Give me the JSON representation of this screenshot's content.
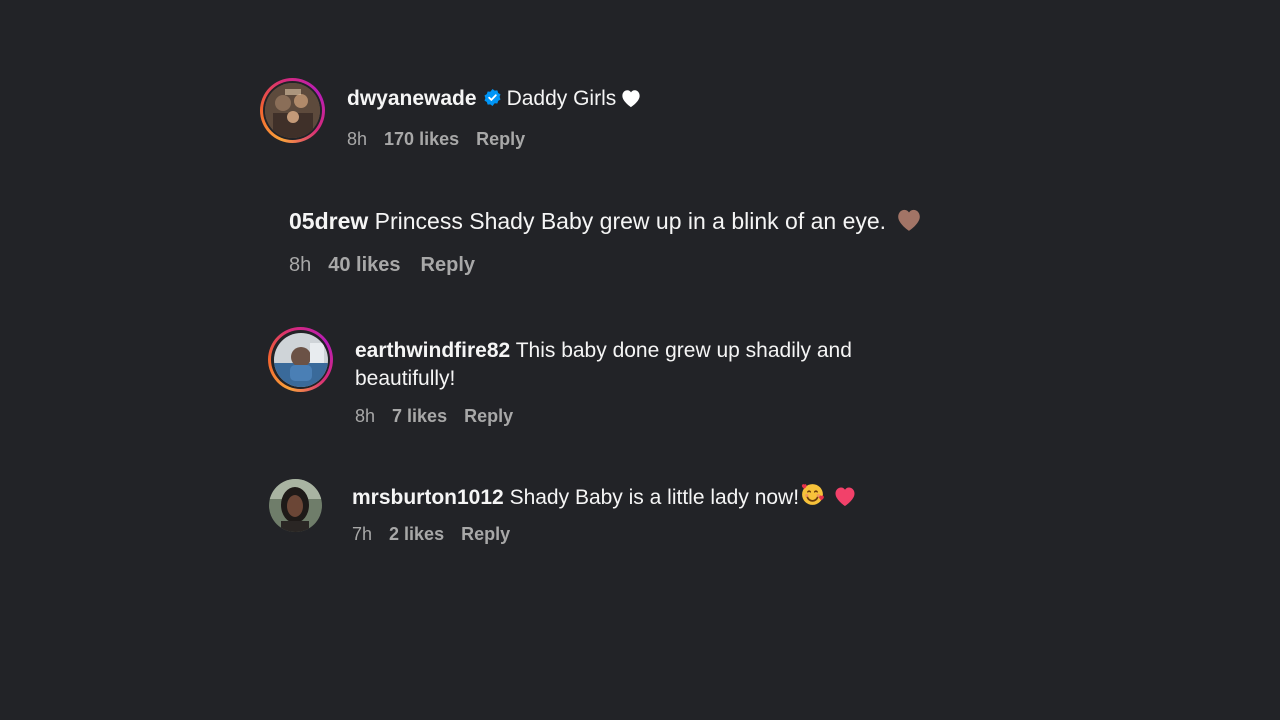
{
  "comments": [
    {
      "username": "dwyanewade",
      "verified": true,
      "text": "Daddy Girls",
      "emoji": "white-heart",
      "time": "8h",
      "likes": "170 likes",
      "reply": "Reply",
      "avatar": "story-ring"
    },
    {
      "username": "05drew",
      "text": "Princess Shady Baby grew up in a blink of an eye.",
      "emoji": "brown-heart",
      "time": "8h",
      "likes": "40 likes",
      "reply": "Reply"
    },
    {
      "username": "earthwindfire82",
      "text_line1": "This baby done grew up shadily and",
      "text_line2": "beautifully!",
      "time": "8h",
      "likes": "7 likes",
      "reply": "Reply",
      "avatar": "story-ring"
    },
    {
      "username": "mrsburton1012",
      "text": "Shady Baby is a little lady now!",
      "emoji": [
        "smiling-face-with-hearts",
        "pink-heart"
      ],
      "time": "7h",
      "likes": "2 likes",
      "reply": "Reply"
    }
  ],
  "colors": {
    "background": "#222327",
    "text": "#f5f5f5",
    "meta": "#a8a8a8",
    "verified": "#0095f6"
  }
}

.....

• EXERCISE DIRECTIONS
Strip out the images, then output the records above word for word.

• TASK RESPONSE
Give me the JSON representation of this screenshot's content.
{
  "comments": [
    {
      "username": "dwyanewade",
      "verified": true,
      "text": "Daddy Girls",
      "emoji": "white-heart",
      "time": "8h",
      "likes": "170 likes",
      "reply": "Reply",
      "avatar": "story-ring"
    },
    {
      "username": "05drew",
      "text": "Princess Shady Baby grew up in a blink of an eye.",
      "emoji": "brown-heart",
      "time": "8h",
      "likes": "40 likes",
      "reply": "Reply"
    },
    {
      "username": "earthwindfire82",
      "text_line1": "This baby done grew up shadily and",
      "text_line2": "beautifully!",
      "time": "8h",
      "likes": "7 likes",
      "reply": "Reply",
      "avatar": "story-ring"
    },
    {
      "username": "mrsburton1012",
      "text": "Shady Baby is a little lady now!",
      "emoji": [
        "smiling-face-with-hearts",
        "pink-heart"
      ],
      "time": "7h",
      "likes": "2 likes",
      "reply": "Reply"
    }
  ],
  "colors": {
    "background": "#222327",
    "text": "#f5f5f5",
    "meta": "#a8a8a8",
    "verified": "#0095f6"
  }
}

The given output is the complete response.